Objective
Reproduce the material in full, unchanged.

-- BEGIN --

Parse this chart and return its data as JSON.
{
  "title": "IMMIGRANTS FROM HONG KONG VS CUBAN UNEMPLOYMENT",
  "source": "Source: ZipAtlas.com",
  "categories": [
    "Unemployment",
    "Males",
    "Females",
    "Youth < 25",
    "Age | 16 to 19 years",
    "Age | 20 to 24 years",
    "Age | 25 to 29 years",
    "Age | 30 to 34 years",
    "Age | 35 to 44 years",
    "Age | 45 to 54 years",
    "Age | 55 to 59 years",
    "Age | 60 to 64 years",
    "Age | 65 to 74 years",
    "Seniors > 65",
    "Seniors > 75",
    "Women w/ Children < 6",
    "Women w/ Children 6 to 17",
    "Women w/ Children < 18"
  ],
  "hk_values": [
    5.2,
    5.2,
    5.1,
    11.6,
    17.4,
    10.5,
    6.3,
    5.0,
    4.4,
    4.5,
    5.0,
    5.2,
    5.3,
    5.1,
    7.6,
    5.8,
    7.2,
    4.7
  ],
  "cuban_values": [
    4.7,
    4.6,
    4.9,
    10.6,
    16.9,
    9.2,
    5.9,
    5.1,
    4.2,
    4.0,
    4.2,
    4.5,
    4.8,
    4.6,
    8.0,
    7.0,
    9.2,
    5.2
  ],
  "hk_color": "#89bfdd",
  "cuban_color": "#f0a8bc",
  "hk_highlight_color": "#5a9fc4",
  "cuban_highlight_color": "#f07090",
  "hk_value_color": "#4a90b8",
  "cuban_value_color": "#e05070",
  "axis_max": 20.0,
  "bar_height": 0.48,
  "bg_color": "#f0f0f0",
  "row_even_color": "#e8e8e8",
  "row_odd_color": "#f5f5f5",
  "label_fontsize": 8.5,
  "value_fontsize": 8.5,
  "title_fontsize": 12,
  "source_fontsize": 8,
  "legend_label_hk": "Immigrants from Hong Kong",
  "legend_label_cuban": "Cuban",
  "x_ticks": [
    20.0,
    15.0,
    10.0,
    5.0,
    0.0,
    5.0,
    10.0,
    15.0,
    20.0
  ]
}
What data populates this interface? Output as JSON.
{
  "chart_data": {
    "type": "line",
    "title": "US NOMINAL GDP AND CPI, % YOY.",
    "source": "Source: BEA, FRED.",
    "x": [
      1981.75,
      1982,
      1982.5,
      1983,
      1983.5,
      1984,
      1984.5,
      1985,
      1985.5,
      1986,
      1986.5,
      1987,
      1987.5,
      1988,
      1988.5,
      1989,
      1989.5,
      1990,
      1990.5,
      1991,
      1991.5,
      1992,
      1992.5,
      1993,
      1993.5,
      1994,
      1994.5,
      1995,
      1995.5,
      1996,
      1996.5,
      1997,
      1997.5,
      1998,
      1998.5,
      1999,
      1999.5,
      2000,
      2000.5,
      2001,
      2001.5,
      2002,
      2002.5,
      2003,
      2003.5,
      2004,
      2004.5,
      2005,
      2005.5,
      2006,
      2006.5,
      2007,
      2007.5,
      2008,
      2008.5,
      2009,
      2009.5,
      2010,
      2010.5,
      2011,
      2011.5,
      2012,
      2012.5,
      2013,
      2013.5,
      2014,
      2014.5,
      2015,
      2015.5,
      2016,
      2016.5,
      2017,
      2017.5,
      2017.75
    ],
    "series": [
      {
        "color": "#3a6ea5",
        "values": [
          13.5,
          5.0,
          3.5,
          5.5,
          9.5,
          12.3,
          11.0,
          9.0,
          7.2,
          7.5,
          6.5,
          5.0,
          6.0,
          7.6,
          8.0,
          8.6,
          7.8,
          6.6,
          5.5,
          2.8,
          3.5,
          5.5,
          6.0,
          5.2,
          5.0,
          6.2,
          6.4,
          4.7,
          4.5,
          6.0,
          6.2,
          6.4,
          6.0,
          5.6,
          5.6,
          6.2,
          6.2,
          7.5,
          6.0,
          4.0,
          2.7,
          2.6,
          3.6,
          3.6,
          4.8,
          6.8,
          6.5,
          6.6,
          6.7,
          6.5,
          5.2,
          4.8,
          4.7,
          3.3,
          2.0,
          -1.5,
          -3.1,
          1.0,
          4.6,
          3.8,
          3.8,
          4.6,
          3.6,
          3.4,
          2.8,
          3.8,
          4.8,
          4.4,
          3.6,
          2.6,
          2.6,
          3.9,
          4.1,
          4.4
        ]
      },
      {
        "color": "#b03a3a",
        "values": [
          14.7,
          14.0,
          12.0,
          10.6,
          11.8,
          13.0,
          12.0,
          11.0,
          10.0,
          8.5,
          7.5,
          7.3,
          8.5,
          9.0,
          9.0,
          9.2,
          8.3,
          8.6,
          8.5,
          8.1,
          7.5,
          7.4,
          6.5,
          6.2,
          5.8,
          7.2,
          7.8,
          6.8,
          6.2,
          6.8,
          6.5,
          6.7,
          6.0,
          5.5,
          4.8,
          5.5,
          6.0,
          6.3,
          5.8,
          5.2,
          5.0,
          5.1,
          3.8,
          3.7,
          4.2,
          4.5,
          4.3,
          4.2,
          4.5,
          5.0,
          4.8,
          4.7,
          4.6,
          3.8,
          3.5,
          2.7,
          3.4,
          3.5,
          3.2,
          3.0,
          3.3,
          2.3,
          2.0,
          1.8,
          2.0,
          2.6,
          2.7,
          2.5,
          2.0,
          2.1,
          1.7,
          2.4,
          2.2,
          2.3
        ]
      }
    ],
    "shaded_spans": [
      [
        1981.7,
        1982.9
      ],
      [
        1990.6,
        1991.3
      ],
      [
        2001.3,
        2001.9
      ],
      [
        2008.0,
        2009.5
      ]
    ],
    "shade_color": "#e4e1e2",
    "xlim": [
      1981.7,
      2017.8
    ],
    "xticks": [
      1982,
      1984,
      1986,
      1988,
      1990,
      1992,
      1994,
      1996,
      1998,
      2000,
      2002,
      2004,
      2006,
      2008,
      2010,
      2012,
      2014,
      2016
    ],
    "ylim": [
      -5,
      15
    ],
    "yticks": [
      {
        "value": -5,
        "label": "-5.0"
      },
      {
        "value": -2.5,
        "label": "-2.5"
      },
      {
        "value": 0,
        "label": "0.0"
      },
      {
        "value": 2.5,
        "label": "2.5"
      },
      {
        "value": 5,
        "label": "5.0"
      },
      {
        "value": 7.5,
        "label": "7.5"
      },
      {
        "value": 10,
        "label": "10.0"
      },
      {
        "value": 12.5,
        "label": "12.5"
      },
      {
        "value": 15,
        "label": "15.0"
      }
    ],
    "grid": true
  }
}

-- END --

Expected output
Parse this chart and return its data as JSON.
{
  "title": "IMMIGRANTS FROM HONG KONG VS CUBAN UNEMPLOYMENT",
  "source": "Source: ZipAtlas.com",
  "categories": [
    "Unemployment",
    "Males",
    "Females",
    "Youth < 25",
    "Age | 16 to 19 years",
    "Age | 20 to 24 years",
    "Age | 25 to 29 years",
    "Age | 30 to 34 years",
    "Age | 35 to 44 years",
    "Age | 45 to 54 years",
    "Age | 55 to 59 years",
    "Age | 60 to 64 years",
    "Age | 65 to 74 years",
    "Seniors > 65",
    "Seniors > 75",
    "Women w/ Children < 6",
    "Women w/ Children 6 to 17",
    "Women w/ Children < 18"
  ],
  "hk_values": [
    5.2,
    5.2,
    5.1,
    11.6,
    17.4,
    10.5,
    6.3,
    5.0,
    4.4,
    4.5,
    5.0,
    5.2,
    5.3,
    5.1,
    7.6,
    5.8,
    7.2,
    4.7
  ],
  "cuban_values": [
    4.7,
    4.6,
    4.9,
    10.6,
    16.9,
    9.2,
    5.9,
    5.1,
    4.2,
    4.0,
    4.2,
    4.5,
    4.8,
    4.6,
    8.0,
    7.0,
    9.2,
    5.2
  ],
  "hk_color": "#89bfdd",
  "cuban_color": "#f0a8bc",
  "hk_highlight_color": "#5a9fc4",
  "cuban_highlight_color": "#f07090",
  "hk_value_color": "#4a90b8",
  "cuban_value_color": "#e05070",
  "axis_max": 20.0,
  "bar_height": 0.48,
  "bg_color": "#f0f0f0",
  "row_even_color": "#e8e8e8",
  "row_odd_color": "#f5f5f5",
  "label_fontsize": 8.5,
  "value_fontsize": 8.5,
  "title_fontsize": 12,
  "source_fontsize": 8,
  "legend_label_hk": "Immigrants from Hong Kong",
  "legend_label_cuban": "Cuban",
  "x_ticks": [
    20.0,
    15.0,
    10.0,
    5.0,
    0.0,
    5.0,
    10.0,
    15.0,
    20.0
  ]
}
What data populates this interface? Output as JSON.
{
  "chart_data": {
    "type": "line",
    "title": "US NOMINAL GDP AND CPI, % YOY.",
    "source": "Source: BEA, FRED.",
    "x": [
      1981.75,
      1982,
      1982.5,
      1983,
      1983.5,
      1984,
      1984.5,
      1985,
      1985.5,
      1986,
      1986.5,
      1987,
      1987.5,
      1988,
      1988.5,
      1989,
      1989.5,
      1990,
      1990.5,
      1991,
      1991.5,
      1992,
      1992.5,
      1993,
      1993.5,
      1994,
      1994.5,
      1995,
      1995.5,
      1996,
      1996.5,
      1997,
      1997.5,
      1998,
      1998.5,
      1999,
      1999.5,
      2000,
      2000.5,
      2001,
      2001.5,
      2002,
      2002.5,
      2003,
      2003.5,
      2004,
      2004.5,
      2005,
      2005.5,
      2006,
      2006.5,
      2007,
      2007.5,
      2008,
      2008.5,
      2009,
      2009.5,
      2010,
      2010.5,
      2011,
      2011.5,
      2012,
      2012.5,
      2013,
      2013.5,
      2014,
      2014.5,
      2015,
      2015.5,
      2016,
      2016.5,
      2017,
      2017.5,
      2017.75
    ],
    "series": [
      {
        "color": "#3a6ea5",
        "values": [
          13.5,
          5.0,
          3.5,
          5.5,
          9.5,
          12.3,
          11.0,
          9.0,
          7.2,
          7.5,
          6.5,
          5.0,
          6.0,
          7.6,
          8.0,
          8.6,
          7.8,
          6.6,
          5.5,
          2.8,
          3.5,
          5.5,
          6.0,
          5.2,
          5.0,
          6.2,
          6.4,
          4.7,
          4.5,
          6.0,
          6.2,
          6.4,
          6.0,
          5.6,
          5.6,
          6.2,
          6.2,
          7.5,
          6.0,
          4.0,
          2.7,
          2.6,
          3.6,
          3.6,
          4.8,
          6.8,
          6.5,
          6.6,
          6.7,
          6.5,
          5.2,
          4.8,
          4.7,
          3.3,
          2.0,
          -1.5,
          -3.1,
          1.0,
          4.6,
          3.8,
          3.8,
          4.6,
          3.6,
          3.4,
          2.8,
          3.8,
          4.8,
          4.4,
          3.6,
          2.6,
          2.6,
          3.9,
          4.1,
          4.4
        ]
      },
      {
        "color": "#b03a3a",
        "values": [
          14.7,
          14.0,
          12.0,
          10.6,
          11.8,
          13.0,
          12.0,
          11.0,
          10.0,
          8.5,
          7.5,
          7.3,
          8.5,
          9.0,
          9.0,
          9.2,
          8.3,
          8.6,
          8.5,
          8.1,
          7.5,
          7.4,
          6.5,
          6.2,
          5.8,
          7.2,
          7.8,
          6.8,
          6.2,
          6.8,
          6.5,
          6.7,
          6.0,
          5.5,
          4.8,
          5.5,
          6.0,
          6.3,
          5.8,
          5.2,
          5.0,
          5.1,
          3.8,
          3.7,
          4.2,
          4.5,
          4.3,
          4.2,
          4.5,
          5.0,
          4.8,
          4.7,
          4.6,
          3.8,
          3.5,
          2.7,
          3.4,
          3.5,
          3.2,
          3.0,
          3.3,
          2.3,
          2.0,
          1.8,
          2.0,
          2.6,
          2.7,
          2.5,
          2.0,
          2.1,
          1.7,
          2.4,
          2.2,
          2.3
        ]
      }
    ],
    "shaded_spans": [
      [
        1981.7,
        1982.9
      ],
      [
        1990.6,
        1991.3
      ],
      [
        2001.3,
        2001.9
      ],
      [
        2008.0,
        2009.5
      ]
    ],
    "shade_color": "#e4e1e2",
    "xlim": [
      1981.7,
      2017.8
    ],
    "xticks": [
      1982,
      1984,
      1986,
      1988,
      1990,
      1992,
      1994,
      1996,
      1998,
      2000,
      2002,
      2004,
      2006,
      2008,
      2010,
      2012,
      2014,
      2016
    ],
    "ylim": [
      -5,
      15
    ],
    "yticks": [
      {
        "value": -5,
        "label": "-5.0"
      },
      {
        "value": -2.5,
        "label": "-2.5"
      },
      {
        "value": 0,
        "label": "0.0"
      },
      {
        "value": 2.5,
        "label": "2.5"
      },
      {
        "value": 5,
        "label": "5.0"
      },
      {
        "value": 7.5,
        "label": "7.5"
      },
      {
        "value": 10,
        "label": "10.0"
      },
      {
        "value": 12.5,
        "label": "12.5"
      },
      {
        "value": 15,
        "label": "15.0"
      }
    ],
    "grid": true
  }
}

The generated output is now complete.